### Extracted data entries
⁂
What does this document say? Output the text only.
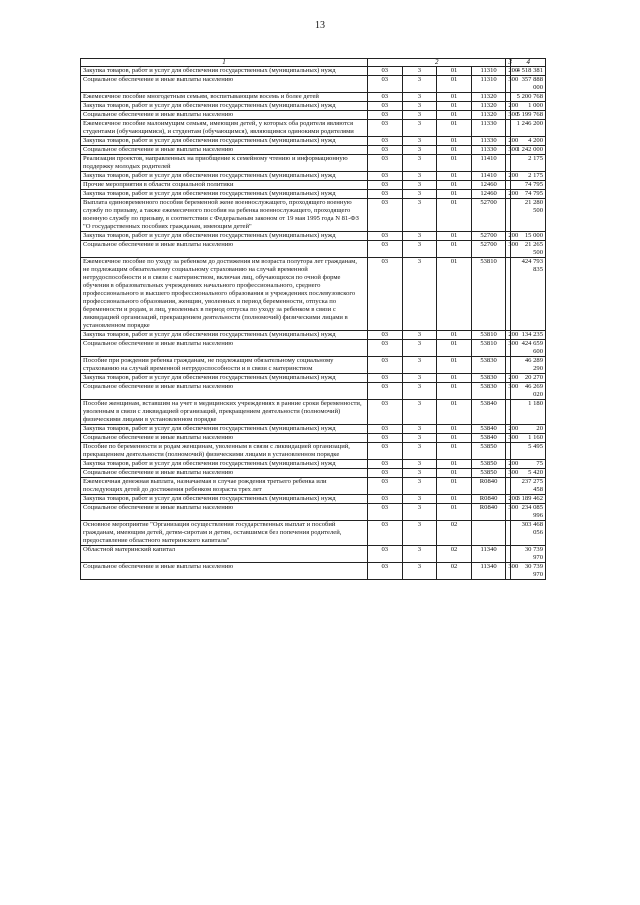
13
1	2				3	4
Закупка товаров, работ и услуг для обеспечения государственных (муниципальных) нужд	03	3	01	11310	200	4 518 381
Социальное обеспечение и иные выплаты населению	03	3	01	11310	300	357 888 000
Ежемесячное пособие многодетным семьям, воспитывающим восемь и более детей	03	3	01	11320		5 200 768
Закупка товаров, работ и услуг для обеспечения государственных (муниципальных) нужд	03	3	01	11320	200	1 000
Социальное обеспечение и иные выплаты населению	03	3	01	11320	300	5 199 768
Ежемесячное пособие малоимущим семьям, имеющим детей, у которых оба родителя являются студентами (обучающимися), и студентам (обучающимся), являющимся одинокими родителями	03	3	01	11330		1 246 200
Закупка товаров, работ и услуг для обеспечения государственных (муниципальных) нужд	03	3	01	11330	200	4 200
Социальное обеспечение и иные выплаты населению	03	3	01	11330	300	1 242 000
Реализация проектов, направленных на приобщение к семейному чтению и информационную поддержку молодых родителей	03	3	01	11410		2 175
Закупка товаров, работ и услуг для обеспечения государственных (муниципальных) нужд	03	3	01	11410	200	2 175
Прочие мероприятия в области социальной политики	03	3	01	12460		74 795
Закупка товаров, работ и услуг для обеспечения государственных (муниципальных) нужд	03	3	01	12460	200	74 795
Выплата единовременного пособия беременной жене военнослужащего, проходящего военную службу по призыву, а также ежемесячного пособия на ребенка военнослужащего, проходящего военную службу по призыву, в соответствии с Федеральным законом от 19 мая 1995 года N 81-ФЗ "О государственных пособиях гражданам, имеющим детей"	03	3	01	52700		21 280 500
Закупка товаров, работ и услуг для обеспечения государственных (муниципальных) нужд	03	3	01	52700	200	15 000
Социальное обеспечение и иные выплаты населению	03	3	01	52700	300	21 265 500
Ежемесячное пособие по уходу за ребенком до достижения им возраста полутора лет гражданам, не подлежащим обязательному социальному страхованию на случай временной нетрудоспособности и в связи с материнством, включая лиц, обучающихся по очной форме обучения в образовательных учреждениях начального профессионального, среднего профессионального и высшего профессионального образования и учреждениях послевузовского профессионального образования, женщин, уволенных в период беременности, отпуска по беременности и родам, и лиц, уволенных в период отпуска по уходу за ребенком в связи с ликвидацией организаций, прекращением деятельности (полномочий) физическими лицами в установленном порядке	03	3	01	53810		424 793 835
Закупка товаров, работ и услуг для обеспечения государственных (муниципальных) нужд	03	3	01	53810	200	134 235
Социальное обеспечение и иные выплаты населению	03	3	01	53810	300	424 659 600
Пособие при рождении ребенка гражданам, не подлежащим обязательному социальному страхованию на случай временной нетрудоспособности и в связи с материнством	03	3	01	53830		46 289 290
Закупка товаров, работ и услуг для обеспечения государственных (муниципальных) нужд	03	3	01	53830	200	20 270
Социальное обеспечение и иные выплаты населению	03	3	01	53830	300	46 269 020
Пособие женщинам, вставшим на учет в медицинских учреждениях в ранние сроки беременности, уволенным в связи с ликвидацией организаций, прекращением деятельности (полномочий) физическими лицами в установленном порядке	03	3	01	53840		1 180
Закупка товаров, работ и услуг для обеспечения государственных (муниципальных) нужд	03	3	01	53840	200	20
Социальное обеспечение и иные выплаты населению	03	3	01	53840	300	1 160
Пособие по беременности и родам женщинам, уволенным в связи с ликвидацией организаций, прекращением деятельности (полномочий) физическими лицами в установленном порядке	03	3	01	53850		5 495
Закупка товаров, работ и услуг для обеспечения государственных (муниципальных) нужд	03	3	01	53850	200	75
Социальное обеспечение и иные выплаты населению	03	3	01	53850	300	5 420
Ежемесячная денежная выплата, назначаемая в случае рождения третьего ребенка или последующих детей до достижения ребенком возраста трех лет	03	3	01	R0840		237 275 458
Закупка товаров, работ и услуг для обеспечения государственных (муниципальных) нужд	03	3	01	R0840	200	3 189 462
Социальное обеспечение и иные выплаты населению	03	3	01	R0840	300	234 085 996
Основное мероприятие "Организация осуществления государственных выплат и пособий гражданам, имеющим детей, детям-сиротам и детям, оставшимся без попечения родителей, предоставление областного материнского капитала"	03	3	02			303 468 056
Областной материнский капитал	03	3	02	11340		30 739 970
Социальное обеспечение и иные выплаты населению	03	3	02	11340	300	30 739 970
⁂
### Aim of the exercise
Give nothing but the count of lines in the listing above that hold the string "Социальное".

### Task output
10